La parte bassa era invece quella delle giocatrici esperte, tre delle quali con un passato uno stop per maternità. Nei quarti di finale, oltre a Mertens, c’erano infatti Pironkova, Azarenka e Williams. Lasciando da parte gli aspetti extracampo, le tre mamme erano anche tre giocatrici ultratrentenni con tanti anni di circuito alle spalle e una grande esperienza di Slam, anche se naturalmente con risultati differenti.

In questa occasione le partite hanno confermato che l’esperienza può aiutare a dare il meglio di sé nelle situazioni che contano, compatibilmente però con i limiti determinati dall’età. Sottolineo questo aspetto perché credo che questa volta Serena Williams (39 anni fra una decina di giorni) sia uscita dal torneo senza avere molto da rimproverarsi. Poco spazio per rimpianti: al momento non è più la giocatrice stradominante di qualche stagione fa, in grado di avere sempre il destino dei match nelle proprie mani. La attuale Williams deve accettare che oggi, contro certe giocatrici, può anche perdere.

Serena è una giocatrice al crepuscolo? Probabilmente sì, ma sta vivendo il crepuscolo con immensa classe. Semplificando al massimo, direi che ogni grande campione di tennis è grande perché riesce ad esprimersi ad altissimi livelli sotto tre aspetti: quello tecnico, quello fisico e quello mentale. Oggi Serena è calata sul piano fisico, e questo la rende anche più vulnerabile sul piano mentale, visto che è consapevole di non avere più un netto margine rispetto alla concorrenza.

Però rimane la dote che si “porta da casa” grazie al talento: la qualità tecnica. Ecco perché non credo sia un paradosso se dico che per gli amanti della parte tecnica del tennis i suoi match sono quasi più godibili oggi rispetto a qualche anno fa, quando dominava il circuito. Ricordate la Williams delle Olimpiadi di Londra 2012? Semifinale contro Azarenka vinta per 6-1, 6-2. Finale contro Sharapova vinta per 6-0, 6-1. Partite quasi non sviluppate per manifesta superiorità.

Oggi però Serena non ha più un servizio così incontenibile (era capace di battere costantemente sopra le 120-125 miglia orarie), e anche la risposta non è quella di allora. Capita quindi che debba accettare di entrare più spesso nello scambio, e in questi casi emerge tutta la sua eccezionale completezza tecnica: la capacità di giocare ogni palla in modo differente, a volte affidandosi alla profondità, altre volte agli angoli stretti, altre ancora ai topspin più carichi, ma anche alle palle più tese e filanti. E ogni tanto, naturalmente, arrivano anche i colpi-bomba, ma senza più la continuità di una volta.

## AZIONI RICHIESTE
1. Ritrascrivi fedelmente, dal brano sul tennis, il tratto che va da "Però rimane la" fino a "per manifesta superiorità.".
2. Prosegui il brano sul tennis a partire dalla sua ultima frase.

## DATI FORNITI
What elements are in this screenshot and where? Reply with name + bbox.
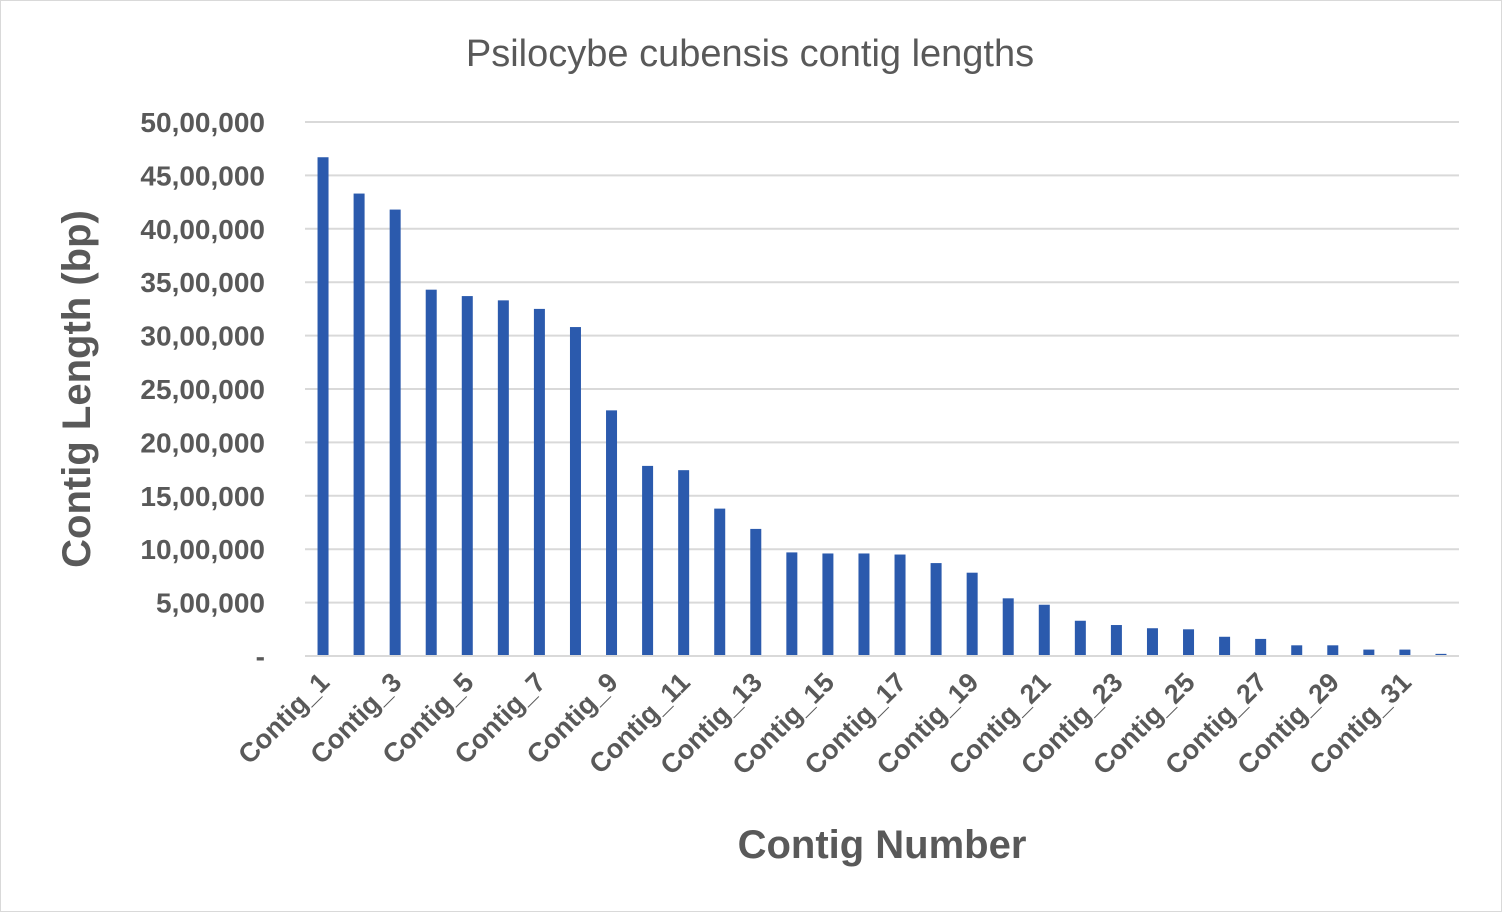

## RISPOSTE AI COMPITI
1.
Però rimane la dote che si “porta da casa” grazie al talento: la qualità tecnica. Ecco perché non credo sia un paradosso se dico che per gli amanti della parte tecnica del tennis i suoi match sono quasi più godibili oggi rispetto a qualche anno fa, quando dominava il circuito. Ricordate la Williams delle Olimpiadi di Londra 2012? Semifinale contro Azarenka vinta per 6-1, 6-2. Finale contro Sharapova vinta per 6-0, 6-1. Partite quasi non sviluppate per manifesta superiorità.

2.
Confesso che un tempo raramente guardavo i primi turni di WIlliams negli Slam, perché erano quasi sempre a senso unico. Negli ultimi tempi invece, ho cominciato a seguirla ed apprezzarla sin dai primi turni perché non passa incontro nel quale non offre qualche piccola-grande chicca tecnica. Dove non arriva più con la potenza, arriva con la sensibilità di braccio, che rimane superiore.

In questo US Open su sei match disputati, quattro volte ha dovuto ricorrere al terzo set. Contro Stephens ha prevalso su una avversaria in crisi di risultati, in questa fase incapace di disputare un intero match ad alti livelli (2-6, 6-2, 6-2). Contro Sakkari (che l’aveva sconfitta nel torneo precedente), ha avuto la meglio, secondo me, proprio per ragioni tecnico-tattiche: nella stretta finale ha gestito meglio e con più creatività le geometrie degli scambi, finendo per comandare il gioco come lei preferiva (6-3, 6-7, 6-3).

Contro Pironkova la mia sensazione è che abbia, per una volta, prevalso perché con più benzina nel serbatoio delle energie rispetto a una avversaria reduce da un lunghissimo stop agonistico per maternità (4-6, 6-3, 6-2). Poi però di fronte a una Azarenka in grande spolvero, Serena non è riuscita a mantenere il ritmo dell’avvio e quando Vika ha invertito la tendenza negativa del primo set, la partita è sembrata avviarsi a una conclusione inevitabile (1-6, 6-3, 6-3).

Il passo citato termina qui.